Records that describe figures
-- -- --

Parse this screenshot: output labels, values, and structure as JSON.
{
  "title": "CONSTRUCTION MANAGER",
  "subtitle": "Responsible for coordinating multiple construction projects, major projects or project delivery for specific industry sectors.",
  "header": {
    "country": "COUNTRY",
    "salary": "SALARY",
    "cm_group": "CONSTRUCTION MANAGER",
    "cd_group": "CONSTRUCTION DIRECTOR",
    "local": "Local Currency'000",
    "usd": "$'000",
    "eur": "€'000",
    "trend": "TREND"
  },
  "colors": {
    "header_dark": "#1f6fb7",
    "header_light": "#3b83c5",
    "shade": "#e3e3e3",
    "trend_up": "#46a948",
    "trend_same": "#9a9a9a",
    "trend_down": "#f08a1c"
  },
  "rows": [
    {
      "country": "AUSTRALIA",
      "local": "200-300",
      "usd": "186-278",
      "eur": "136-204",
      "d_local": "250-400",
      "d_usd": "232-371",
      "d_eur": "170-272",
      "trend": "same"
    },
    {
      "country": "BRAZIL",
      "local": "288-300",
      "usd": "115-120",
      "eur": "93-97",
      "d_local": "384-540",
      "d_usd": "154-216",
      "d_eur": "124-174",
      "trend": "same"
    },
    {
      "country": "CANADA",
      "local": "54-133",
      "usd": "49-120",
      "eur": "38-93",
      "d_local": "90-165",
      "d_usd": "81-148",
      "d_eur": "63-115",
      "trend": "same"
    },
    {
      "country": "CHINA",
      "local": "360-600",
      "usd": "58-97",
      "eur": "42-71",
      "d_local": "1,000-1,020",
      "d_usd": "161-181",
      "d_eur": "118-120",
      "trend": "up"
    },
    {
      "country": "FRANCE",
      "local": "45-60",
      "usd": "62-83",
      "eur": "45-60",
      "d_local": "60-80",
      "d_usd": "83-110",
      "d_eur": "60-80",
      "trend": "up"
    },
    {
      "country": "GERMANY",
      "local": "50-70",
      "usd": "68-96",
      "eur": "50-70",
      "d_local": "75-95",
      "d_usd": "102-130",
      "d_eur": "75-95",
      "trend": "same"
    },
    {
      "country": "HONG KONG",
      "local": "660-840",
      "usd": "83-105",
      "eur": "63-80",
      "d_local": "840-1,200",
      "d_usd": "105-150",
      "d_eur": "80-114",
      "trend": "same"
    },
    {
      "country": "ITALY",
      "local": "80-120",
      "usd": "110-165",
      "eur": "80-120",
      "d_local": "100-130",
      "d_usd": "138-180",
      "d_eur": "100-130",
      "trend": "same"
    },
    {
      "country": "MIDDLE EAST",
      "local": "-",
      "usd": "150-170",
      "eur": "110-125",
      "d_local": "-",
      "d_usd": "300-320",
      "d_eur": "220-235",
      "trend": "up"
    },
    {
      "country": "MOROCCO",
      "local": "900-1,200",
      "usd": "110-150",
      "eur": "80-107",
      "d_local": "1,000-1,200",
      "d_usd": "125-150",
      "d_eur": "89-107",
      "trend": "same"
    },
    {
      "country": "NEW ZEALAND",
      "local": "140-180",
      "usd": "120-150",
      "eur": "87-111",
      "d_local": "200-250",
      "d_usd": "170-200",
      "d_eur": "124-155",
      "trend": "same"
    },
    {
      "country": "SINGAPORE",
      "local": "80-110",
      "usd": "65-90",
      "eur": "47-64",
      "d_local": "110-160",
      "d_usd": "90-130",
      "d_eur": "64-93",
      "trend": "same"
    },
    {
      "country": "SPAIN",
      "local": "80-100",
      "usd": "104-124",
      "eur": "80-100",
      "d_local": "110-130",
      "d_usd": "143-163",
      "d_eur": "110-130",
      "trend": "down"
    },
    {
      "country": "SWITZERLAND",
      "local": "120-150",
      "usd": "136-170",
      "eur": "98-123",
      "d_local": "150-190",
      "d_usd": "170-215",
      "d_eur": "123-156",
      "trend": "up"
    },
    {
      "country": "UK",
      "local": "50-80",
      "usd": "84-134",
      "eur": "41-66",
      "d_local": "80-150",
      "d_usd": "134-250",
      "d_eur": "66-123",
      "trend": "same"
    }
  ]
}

-- -- --

▶ The exercise: Repeat the entries shown above, every one, word for word.

▶ Written response:
Parse this screenshot: output labels, values, and structure as JSON.
{
  "title": "CONSTRUCTION MANAGER",
  "subtitle": "Responsible for coordinating multiple construction projects, major projects or project delivery for specific industry sectors.",
  "header": {
    "country": "COUNTRY",
    "salary": "SALARY",
    "cm_group": "CONSTRUCTION MANAGER",
    "cd_group": "CONSTRUCTION DIRECTOR",
    "local": "Local Currency'000",
    "usd": "$'000",
    "eur": "€'000",
    "trend": "TREND"
  },
  "colors": {
    "header_dark": "#1f6fb7",
    "header_light": "#3b83c5",
    "shade": "#e3e3e3",
    "trend_up": "#46a948",
    "trend_same": "#9a9a9a",
    "trend_down": "#f08a1c"
  },
  "rows": [
    {
      "country": "AUSTRALIA",
      "local": "200-300",
      "usd": "186-278",
      "eur": "136-204",
      "d_local": "250-400",
      "d_usd": "232-371",
      "d_eur": "170-272",
      "trend": "same"
    },
    {
      "country": "BRAZIL",
      "local": "288-300",
      "usd": "115-120",
      "eur": "93-97",
      "d_local": "384-540",
      "d_usd": "154-216",
      "d_eur": "124-174",
      "trend": "same"
    },
    {
      "country": "CANADA",
      "local": "54-133",
      "usd": "49-120",
      "eur": "38-93",
      "d_local": "90-165",
      "d_usd": "81-148",
      "d_eur": "63-115",
      "trend": "same"
    },
    {
      "country": "CHINA",
      "local": "360-600",
      "usd": "58-97",
      "eur": "42-71",
      "d_local": "1,000-1,020",
      "d_usd": "161-181",
      "d_eur": "118-120",
      "trend": "up"
    },
    {
      "country": "FRANCE",
      "local": "45-60",
      "usd": "62-83",
      "eur": "45-60",
      "d_local": "60-80",
      "d_usd": "83-110",
      "d_eur": "60-80",
      "trend": "up"
    },
    {
      "country": "GERMANY",
      "local": "50-70",
      "usd": "68-96",
      "eur": "50-70",
      "d_local": "75-95",
      "d_usd": "102-130",
      "d_eur": "75-95",
      "trend": "same"
    },
    {
      "country": "HONG KONG",
      "local": "660-840",
      "usd": "83-105",
      "eur": "63-80",
      "d_local": "840-1,200",
      "d_usd": "105-150",
      "d_eur": "80-114",
      "trend": "same"
    },
    {
      "country": "ITALY",
      "local": "80-120",
      "usd": "110-165",
      "eur": "80-120",
      "d_local": "100-130",
      "d_usd": "138-180",
      "d_eur": "100-130",
      "trend": "same"
    },
    {
      "country": "MIDDLE EAST",
      "local": "-",
      "usd": "150-170",
      "eur": "110-125",
      "d_local": "-",
      "d_usd": "300-320",
      "d_eur": "220-235",
      "trend": "up"
    },
    {
      "country": "MOROCCO",
      "local": "900-1,200",
      "usd": "110-150",
      "eur": "80-107",
      "d_local": "1,000-1,200",
      "d_usd": "125-150",
      "d_eur": "89-107",
      "trend": "same"
    },
    {
      "country": "NEW ZEALAND",
      "local": "140-180",
      "usd": "120-150",
      "eur": "87-111",
      "d_local": "200-250",
      "d_usd": "170-200",
      "d_eur": "124-155",
      "trend": "same"
    },
    {
      "country": "SINGAPORE",
      "local": "80-110",
      "usd": "65-90",
      "eur": "47-64",
      "d_local": "110-160",
      "d_usd": "90-130",
      "d_eur": "64-93",
      "trend": "same"
    },
    {
      "country": "SPAIN",
      "local": "80-100",
      "usd": "104-124",
      "eur": "80-100",
      "d_local": "110-130",
      "d_usd": "143-163",
      "d_eur": "110-130",
      "trend": "down"
    },
    {
      "country": "SWITZERLAND",
      "local": "120-150",
      "usd": "136-170",
      "eur": "98-123",
      "d_local": "150-190",
      "d_usd": "170-215",
      "d_eur": "123-156",
      "trend": "up"
    },
    {
      "country": "UK",
      "local": "50-80",
      "usd": "84-134",
      "eur": "41-66",
      "d_local": "80-150",
      "d_usd": "134-250",
      "d_eur": "66-123",
      "trend": "same"
    }
  ]
}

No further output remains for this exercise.